Saved entries:
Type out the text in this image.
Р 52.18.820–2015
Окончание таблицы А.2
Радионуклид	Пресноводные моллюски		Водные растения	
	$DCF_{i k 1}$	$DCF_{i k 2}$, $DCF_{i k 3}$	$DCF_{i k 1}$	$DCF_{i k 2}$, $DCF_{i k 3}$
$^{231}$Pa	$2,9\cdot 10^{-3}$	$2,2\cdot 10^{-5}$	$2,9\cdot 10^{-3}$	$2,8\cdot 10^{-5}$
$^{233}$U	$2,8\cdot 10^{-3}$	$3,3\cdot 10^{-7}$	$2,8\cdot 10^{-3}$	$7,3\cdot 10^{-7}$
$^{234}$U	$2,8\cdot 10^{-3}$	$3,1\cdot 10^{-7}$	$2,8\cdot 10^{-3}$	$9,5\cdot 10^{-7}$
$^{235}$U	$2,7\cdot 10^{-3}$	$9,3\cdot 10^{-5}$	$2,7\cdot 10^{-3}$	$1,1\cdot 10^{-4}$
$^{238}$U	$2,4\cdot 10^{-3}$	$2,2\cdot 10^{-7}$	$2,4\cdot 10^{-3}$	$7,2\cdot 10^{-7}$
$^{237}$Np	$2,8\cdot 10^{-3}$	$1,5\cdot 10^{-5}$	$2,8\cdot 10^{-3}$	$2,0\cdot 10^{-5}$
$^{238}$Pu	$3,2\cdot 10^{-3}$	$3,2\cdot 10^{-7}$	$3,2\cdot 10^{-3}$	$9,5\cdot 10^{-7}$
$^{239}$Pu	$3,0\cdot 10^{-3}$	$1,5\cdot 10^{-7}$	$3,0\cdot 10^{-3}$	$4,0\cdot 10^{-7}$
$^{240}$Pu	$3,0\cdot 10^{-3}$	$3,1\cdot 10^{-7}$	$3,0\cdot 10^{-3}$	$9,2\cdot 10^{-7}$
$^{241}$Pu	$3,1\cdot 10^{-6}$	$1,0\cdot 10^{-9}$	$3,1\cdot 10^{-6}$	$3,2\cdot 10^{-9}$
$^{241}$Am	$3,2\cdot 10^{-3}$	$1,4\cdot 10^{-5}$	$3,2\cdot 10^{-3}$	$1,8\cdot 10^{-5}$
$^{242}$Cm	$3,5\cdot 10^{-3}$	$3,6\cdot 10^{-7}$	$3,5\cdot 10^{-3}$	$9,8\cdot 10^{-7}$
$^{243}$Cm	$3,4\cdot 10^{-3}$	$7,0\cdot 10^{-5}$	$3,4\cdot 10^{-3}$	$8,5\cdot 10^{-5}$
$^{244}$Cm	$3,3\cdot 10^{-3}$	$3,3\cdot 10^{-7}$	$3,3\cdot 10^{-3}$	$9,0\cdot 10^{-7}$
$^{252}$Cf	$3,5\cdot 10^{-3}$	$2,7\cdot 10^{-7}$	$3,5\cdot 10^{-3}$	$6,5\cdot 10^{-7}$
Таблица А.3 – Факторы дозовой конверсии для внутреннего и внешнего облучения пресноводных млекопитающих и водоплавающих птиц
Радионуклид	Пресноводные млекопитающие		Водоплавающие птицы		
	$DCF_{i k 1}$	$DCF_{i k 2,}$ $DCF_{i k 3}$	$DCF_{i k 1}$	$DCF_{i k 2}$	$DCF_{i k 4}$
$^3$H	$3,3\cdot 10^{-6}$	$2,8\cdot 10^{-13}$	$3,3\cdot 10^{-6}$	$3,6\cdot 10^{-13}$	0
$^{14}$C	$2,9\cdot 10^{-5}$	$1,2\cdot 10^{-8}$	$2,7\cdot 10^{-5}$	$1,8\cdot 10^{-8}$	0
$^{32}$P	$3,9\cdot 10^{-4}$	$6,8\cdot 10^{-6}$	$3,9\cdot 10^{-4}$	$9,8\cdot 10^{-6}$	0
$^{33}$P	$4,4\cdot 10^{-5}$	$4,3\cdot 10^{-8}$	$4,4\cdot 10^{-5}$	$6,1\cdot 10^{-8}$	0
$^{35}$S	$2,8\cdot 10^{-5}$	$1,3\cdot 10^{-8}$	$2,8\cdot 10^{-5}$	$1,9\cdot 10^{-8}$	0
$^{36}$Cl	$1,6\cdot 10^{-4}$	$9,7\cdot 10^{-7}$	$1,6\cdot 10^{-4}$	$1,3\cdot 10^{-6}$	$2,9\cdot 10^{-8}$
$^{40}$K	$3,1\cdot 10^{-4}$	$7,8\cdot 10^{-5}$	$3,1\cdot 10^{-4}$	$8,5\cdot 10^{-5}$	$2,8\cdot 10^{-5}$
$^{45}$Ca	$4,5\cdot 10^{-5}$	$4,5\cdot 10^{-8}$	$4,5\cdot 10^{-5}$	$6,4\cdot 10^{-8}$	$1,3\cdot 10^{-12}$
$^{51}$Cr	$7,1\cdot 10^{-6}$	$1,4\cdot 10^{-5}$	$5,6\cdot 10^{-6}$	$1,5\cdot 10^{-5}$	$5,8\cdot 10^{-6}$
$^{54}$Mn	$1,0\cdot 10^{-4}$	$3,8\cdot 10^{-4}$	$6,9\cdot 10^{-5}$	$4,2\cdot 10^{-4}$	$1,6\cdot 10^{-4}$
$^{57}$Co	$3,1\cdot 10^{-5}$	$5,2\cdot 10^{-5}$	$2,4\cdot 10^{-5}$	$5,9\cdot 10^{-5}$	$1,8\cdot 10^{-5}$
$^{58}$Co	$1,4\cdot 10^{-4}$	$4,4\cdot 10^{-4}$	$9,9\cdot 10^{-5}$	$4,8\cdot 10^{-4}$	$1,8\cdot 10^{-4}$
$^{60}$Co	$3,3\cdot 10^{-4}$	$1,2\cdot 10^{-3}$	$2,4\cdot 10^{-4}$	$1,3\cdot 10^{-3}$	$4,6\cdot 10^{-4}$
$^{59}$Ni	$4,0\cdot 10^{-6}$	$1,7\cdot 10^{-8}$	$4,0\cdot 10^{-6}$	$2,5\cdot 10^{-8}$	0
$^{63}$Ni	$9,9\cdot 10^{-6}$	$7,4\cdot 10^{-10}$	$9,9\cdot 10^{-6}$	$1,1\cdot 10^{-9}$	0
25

**Problem requirements**
Retype every entry word for word.

**Exercise answer**
Type out the text in this image.
Р 52.18.820–2015
Окончание таблицы А.2
Радионуклид	Пресноводные моллюски		Водные растения	
	$DCF_{i k 1}$	$DCF_{i k 2}$, $DCF_{i k 3}$	$DCF_{i k 1}$	$DCF_{i k 2}$, $DCF_{i k 3}$
$^{231}$Pa	$2,9\cdot 10^{-3}$	$2,2\cdot 10^{-5}$	$2,9\cdot 10^{-3}$	$2,8\cdot 10^{-5}$
$^{233}$U	$2,8\cdot 10^{-3}$	$3,3\cdot 10^{-7}$	$2,8\cdot 10^{-3}$	$7,3\cdot 10^{-7}$
$^{234}$U	$2,8\cdot 10^{-3}$	$3,1\cdot 10^{-7}$	$2,8\cdot 10^{-3}$	$9,5\cdot 10^{-7}$
$^{235}$U	$2,7\cdot 10^{-3}$	$9,3\cdot 10^{-5}$	$2,7\cdot 10^{-3}$	$1,1\cdot 10^{-4}$
$^{238}$U	$2,4\cdot 10^{-3}$	$2,2\cdot 10^{-7}$	$2,4\cdot 10^{-3}$	$7,2\cdot 10^{-7}$
$^{237}$Np	$2,8\cdot 10^{-3}$	$1,5\cdot 10^{-5}$	$2,8\cdot 10^{-3}$	$2,0\cdot 10^{-5}$
$^{238}$Pu	$3,2\cdot 10^{-3}$	$3,2\cdot 10^{-7}$	$3,2\cdot 10^{-3}$	$9,5\cdot 10^{-7}$
$^{239}$Pu	$3,0\cdot 10^{-3}$	$1,5\cdot 10^{-7}$	$3,0\cdot 10^{-3}$	$4,0\cdot 10^{-7}$
$^{240}$Pu	$3,0\cdot 10^{-3}$	$3,1\cdot 10^{-7}$	$3,0\cdot 10^{-3}$	$9,2\cdot 10^{-7}$
$^{241}$Pu	$3,1\cdot 10^{-6}$	$1,0\cdot 10^{-9}$	$3,1\cdot 10^{-6}$	$3,2\cdot 10^{-9}$
$^{241}$Am	$3,2\cdot 10^{-3}$	$1,4\cdot 10^{-5}$	$3,2\cdot 10^{-3}$	$1,8\cdot 10^{-5}$
$^{242}$Cm	$3,5\cdot 10^{-3}$	$3,6\cdot 10^{-7}$	$3,5\cdot 10^{-3}$	$9,8\cdot 10^{-7}$
$^{243}$Cm	$3,4\cdot 10^{-3}$	$7,0\cdot 10^{-5}$	$3,4\cdot 10^{-3}$	$8,5\cdot 10^{-5}$
$^{244}$Cm	$3,3\cdot 10^{-3}$	$3,3\cdot 10^{-7}$	$3,3\cdot 10^{-3}$	$9,0\cdot 10^{-7}$
$^{252}$Cf	$3,5\cdot 10^{-3}$	$2,7\cdot 10^{-7}$	$3,5\cdot 10^{-3}$	$6,5\cdot 10^{-7}$
Таблица А.3 – Факторы дозовой конверсии для внутреннего и внешнего облучения пресноводных млекопитающих и водоплавающих птиц
Радионуклид	Пресноводные млекопитающие		Водоплавающие птицы		
	$DCF_{i k 1}$	$DCF_{i k 2,}$ $DCF_{i k 3}$	$DCF_{i k 1}$	$DCF_{i k 2}$	$DCF_{i k 4}$
$^3$H	$3,3\cdot 10^{-6}$	$2,8\cdot 10^{-13}$	$3,3\cdot 10^{-6}$	$3,6\cdot 10^{-13}$	0
$^{14}$C	$2,9\cdot 10^{-5}$	$1,2\cdot 10^{-8}$	$2,7\cdot 10^{-5}$	$1,8\cdot 10^{-8}$	0
$^{32}$P	$3,9\cdot 10^{-4}$	$6,8\cdot 10^{-6}$	$3,9\cdot 10^{-4}$	$9,8\cdot 10^{-6}$	0
$^{33}$P	$4,4\cdot 10^{-5}$	$4,3\cdot 10^{-8}$	$4,4\cdot 10^{-5}$	$6,1\cdot 10^{-8}$	0
$^{35}$S	$2,8\cdot 10^{-5}$	$1,3\cdot 10^{-8}$	$2,8\cdot 10^{-5}$	$1,9\cdot 10^{-8}$	0
$^{36}$Cl	$1,6\cdot 10^{-4}$	$9,7\cdot 10^{-7}$	$1,6\cdot 10^{-4}$	$1,3\cdot 10^{-6}$	$2,9\cdot 10^{-8}$
$^{40}$K	$3,1\cdot 10^{-4}$	$7,8\cdot 10^{-5}$	$3,1\cdot 10^{-4}$	$8,5\cdot 10^{-5}$	$2,8\cdot 10^{-5}$
$^{45}$Ca	$4,5\cdot 10^{-5}$	$4,5\cdot 10^{-8}$	$4,5\cdot 10^{-5}$	$6,4\cdot 10^{-8}$	$1,3\cdot 10^{-12}$
$^{51}$Cr	$7,1\cdot 10^{-6}$	$1,4\cdot 10^{-5}$	$5,6\cdot 10^{-6}$	$1,5\cdot 10^{-5}$	$5,8\cdot 10^{-6}$
$^{54}$Mn	$1,0\cdot 10^{-4}$	$3,8\cdot 10^{-4}$	$6,9\cdot 10^{-5}$	$4,2\cdot 10^{-4}$	$1,6\cdot 10^{-4}$
$^{57}$Co	$3,1\cdot 10^{-5}$	$5,2\cdot 10^{-5}$	$2,4\cdot 10^{-5}$	$5,9\cdot 10^{-5}$	$1,8\cdot 10^{-5}$
$^{58}$Co	$1,4\cdot 10^{-4}$	$4,4\cdot 10^{-4}$	$9,9\cdot 10^{-5}$	$4,8\cdot 10^{-4}$	$1,8\cdot 10^{-4}$
$^{60}$Co	$3,3\cdot 10^{-4}$	$1,2\cdot 10^{-3}$	$2,4\cdot 10^{-4}$	$1,3\cdot 10^{-3}$	$4,6\cdot 10^{-4}$
$^{59}$Ni	$4,0\cdot 10^{-6}$	$1,7\cdot 10^{-8}$	$4,0\cdot 10^{-6}$	$2,5\cdot 10^{-8}$	0
$^{63}$Ni	$9,9\cdot 10^{-6}$	$7,4\cdot 10^{-10}$	$9,9\cdot 10^{-6}$	$1,1\cdot 10^{-9}$	0
25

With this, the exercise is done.